**Stated task:** Copy every line that contains the string "電源電壓" from the entries below.

**Excerpted data:**
◆ ◆ ◆ ◆ ◆

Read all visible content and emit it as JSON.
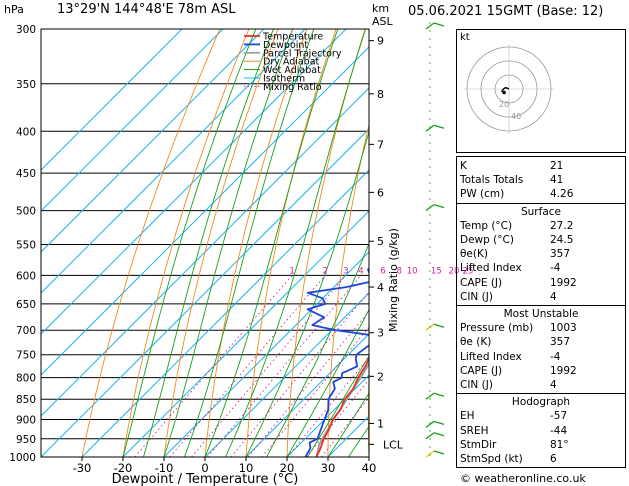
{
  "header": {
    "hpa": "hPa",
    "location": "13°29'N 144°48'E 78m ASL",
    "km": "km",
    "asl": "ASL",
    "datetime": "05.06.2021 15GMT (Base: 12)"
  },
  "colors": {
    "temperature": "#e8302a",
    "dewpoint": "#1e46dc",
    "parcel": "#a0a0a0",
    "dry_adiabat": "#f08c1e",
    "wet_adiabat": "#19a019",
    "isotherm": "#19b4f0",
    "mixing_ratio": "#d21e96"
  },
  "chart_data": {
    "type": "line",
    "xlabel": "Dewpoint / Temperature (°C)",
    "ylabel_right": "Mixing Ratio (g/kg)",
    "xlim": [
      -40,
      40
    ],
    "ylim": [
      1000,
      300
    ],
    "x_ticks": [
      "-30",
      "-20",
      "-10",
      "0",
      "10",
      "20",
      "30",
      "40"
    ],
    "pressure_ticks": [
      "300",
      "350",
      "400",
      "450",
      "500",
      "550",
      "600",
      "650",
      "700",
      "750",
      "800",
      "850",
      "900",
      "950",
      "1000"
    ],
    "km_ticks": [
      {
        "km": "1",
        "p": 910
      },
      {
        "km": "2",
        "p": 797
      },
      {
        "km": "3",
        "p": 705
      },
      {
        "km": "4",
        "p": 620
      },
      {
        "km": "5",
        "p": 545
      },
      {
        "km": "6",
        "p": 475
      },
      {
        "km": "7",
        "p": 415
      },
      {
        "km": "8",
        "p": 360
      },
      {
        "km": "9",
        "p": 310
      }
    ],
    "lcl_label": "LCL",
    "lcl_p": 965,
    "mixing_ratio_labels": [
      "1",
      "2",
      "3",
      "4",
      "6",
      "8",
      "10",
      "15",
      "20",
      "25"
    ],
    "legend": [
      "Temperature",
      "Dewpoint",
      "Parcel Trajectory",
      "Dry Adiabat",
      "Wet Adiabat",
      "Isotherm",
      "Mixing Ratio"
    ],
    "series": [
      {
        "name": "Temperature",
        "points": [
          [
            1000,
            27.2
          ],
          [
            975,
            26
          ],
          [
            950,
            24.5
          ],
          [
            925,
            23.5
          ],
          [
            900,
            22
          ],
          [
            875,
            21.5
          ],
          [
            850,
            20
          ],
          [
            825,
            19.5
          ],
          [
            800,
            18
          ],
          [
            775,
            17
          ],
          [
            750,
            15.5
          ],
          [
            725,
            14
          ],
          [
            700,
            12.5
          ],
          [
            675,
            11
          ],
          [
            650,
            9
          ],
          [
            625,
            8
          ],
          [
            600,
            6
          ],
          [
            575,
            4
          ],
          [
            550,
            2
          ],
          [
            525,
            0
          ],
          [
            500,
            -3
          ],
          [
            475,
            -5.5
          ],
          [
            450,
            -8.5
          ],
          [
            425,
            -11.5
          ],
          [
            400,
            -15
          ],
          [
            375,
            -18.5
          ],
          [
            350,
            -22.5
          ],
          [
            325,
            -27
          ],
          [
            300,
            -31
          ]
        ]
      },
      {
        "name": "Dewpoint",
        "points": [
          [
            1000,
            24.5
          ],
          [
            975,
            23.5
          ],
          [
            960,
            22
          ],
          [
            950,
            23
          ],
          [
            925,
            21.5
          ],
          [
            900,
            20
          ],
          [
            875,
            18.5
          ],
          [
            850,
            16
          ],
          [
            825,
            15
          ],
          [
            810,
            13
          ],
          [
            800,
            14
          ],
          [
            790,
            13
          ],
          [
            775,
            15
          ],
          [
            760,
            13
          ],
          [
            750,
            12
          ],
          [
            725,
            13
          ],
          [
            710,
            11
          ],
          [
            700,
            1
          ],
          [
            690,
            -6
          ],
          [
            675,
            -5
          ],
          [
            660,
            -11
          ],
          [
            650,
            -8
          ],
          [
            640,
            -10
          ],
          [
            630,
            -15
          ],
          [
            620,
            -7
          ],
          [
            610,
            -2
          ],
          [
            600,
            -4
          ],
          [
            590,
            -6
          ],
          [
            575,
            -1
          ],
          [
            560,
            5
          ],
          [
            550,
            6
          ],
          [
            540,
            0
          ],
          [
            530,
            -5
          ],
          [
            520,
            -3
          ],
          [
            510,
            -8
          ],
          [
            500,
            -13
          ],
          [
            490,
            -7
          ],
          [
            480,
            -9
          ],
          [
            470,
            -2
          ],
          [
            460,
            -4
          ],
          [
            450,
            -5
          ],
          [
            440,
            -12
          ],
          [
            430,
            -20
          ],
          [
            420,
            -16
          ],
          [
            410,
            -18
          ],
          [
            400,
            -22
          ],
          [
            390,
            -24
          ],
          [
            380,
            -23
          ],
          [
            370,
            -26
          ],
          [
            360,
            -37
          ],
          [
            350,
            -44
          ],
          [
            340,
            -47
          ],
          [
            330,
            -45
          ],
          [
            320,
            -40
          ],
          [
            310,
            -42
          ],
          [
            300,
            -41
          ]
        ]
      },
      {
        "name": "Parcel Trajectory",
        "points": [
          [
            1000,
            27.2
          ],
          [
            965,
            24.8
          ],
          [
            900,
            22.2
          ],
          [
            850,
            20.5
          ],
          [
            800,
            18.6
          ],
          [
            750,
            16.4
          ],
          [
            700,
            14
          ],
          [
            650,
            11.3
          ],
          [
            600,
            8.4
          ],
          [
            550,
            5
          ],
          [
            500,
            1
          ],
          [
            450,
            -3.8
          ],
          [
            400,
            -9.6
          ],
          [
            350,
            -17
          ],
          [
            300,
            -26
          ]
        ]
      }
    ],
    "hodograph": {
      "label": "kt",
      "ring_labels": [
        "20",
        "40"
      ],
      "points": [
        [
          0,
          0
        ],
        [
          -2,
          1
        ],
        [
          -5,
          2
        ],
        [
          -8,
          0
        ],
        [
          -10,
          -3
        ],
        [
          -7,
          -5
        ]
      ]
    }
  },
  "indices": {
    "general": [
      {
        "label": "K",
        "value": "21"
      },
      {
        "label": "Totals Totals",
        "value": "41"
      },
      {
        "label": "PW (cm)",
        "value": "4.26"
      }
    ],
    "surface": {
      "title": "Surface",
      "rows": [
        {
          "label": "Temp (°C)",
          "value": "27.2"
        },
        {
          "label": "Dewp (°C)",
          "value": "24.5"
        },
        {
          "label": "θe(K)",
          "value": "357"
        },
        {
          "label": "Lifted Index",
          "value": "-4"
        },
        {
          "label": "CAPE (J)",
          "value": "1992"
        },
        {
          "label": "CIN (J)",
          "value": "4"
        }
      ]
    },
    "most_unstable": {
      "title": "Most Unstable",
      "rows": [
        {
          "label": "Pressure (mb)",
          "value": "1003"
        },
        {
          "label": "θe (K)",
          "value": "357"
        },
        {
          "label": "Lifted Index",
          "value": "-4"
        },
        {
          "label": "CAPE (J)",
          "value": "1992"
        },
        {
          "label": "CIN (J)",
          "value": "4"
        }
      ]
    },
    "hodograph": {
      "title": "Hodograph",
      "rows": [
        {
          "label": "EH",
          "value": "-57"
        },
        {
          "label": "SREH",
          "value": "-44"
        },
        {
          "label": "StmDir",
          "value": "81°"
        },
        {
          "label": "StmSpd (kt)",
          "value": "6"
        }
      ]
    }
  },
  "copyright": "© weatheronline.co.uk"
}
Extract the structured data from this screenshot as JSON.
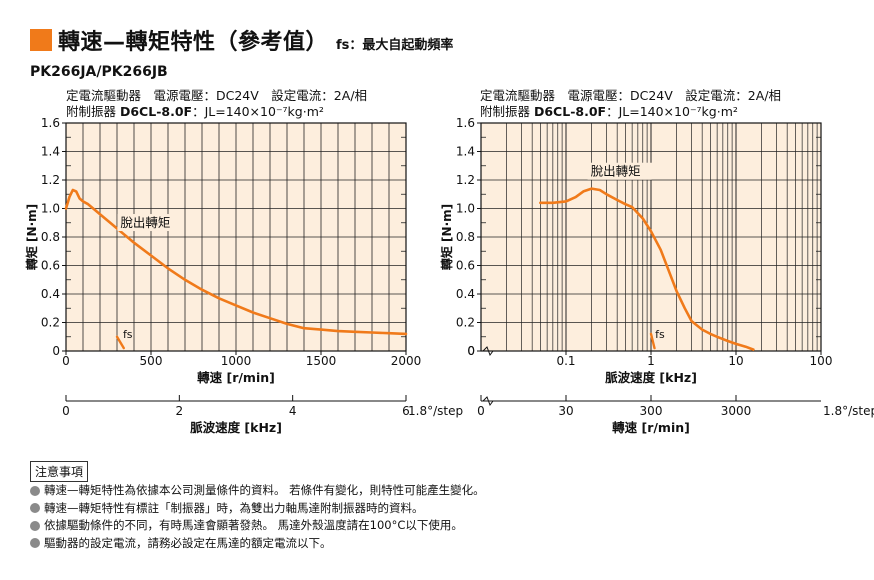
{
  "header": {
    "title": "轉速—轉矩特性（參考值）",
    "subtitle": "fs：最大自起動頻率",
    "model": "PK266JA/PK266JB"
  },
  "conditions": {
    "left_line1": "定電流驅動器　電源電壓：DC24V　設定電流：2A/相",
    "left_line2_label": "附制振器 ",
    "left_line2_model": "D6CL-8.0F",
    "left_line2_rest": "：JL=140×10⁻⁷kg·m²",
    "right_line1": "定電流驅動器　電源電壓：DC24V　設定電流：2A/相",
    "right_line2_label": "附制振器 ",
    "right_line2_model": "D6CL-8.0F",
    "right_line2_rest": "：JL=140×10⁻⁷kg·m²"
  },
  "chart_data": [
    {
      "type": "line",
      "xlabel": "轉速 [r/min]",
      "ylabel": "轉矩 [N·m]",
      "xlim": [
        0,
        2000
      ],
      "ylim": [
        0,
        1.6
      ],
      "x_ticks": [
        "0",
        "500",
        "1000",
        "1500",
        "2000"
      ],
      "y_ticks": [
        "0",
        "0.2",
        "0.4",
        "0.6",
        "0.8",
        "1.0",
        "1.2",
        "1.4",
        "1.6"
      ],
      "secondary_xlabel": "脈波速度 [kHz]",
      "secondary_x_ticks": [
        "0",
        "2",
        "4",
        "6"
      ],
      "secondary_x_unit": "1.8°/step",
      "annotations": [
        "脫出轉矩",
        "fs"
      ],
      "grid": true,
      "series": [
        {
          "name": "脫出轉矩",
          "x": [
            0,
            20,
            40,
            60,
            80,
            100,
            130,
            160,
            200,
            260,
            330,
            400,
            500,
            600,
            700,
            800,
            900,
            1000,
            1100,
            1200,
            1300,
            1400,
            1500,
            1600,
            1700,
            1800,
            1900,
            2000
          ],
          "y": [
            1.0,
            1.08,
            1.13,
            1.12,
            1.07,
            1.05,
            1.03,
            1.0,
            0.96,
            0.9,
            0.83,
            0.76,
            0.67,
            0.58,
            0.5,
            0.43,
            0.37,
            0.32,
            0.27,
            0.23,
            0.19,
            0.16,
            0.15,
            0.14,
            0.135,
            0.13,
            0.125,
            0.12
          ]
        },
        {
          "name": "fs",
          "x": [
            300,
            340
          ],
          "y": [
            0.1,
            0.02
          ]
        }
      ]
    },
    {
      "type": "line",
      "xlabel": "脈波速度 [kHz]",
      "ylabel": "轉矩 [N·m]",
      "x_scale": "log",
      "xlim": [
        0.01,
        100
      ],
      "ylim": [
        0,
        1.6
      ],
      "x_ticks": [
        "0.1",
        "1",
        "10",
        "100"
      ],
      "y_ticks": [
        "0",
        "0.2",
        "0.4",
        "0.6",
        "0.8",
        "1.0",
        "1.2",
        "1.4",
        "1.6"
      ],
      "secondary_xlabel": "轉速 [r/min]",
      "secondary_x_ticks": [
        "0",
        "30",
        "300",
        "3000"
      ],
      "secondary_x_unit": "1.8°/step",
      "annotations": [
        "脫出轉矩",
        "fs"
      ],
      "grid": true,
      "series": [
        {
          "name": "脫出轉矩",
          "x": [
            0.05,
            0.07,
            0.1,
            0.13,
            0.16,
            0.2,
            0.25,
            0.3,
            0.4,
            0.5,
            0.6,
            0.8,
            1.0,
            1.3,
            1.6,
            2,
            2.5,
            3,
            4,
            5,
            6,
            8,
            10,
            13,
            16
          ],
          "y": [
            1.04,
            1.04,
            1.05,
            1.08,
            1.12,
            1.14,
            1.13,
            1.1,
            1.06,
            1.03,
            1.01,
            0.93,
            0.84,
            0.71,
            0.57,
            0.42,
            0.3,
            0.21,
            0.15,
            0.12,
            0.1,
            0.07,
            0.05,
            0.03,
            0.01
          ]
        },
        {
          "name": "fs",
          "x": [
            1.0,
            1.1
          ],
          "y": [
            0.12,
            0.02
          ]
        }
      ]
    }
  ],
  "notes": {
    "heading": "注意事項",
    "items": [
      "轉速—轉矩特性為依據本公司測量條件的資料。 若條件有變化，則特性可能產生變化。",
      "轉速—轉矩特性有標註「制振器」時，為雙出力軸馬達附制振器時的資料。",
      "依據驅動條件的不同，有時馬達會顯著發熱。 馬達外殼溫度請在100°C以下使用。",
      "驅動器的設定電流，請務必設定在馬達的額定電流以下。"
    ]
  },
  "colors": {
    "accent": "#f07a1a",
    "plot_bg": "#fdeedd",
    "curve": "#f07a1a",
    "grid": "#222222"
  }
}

◆ ◆ ◆ ◆ ◆

**Exercise response:**
    "left_line1": "定電流驅動器　電源電壓：DC24V　設定電流：2A/相",
    "right_line1": "定電流驅動器　電源電壓：DC24V　設定電流：2A/相",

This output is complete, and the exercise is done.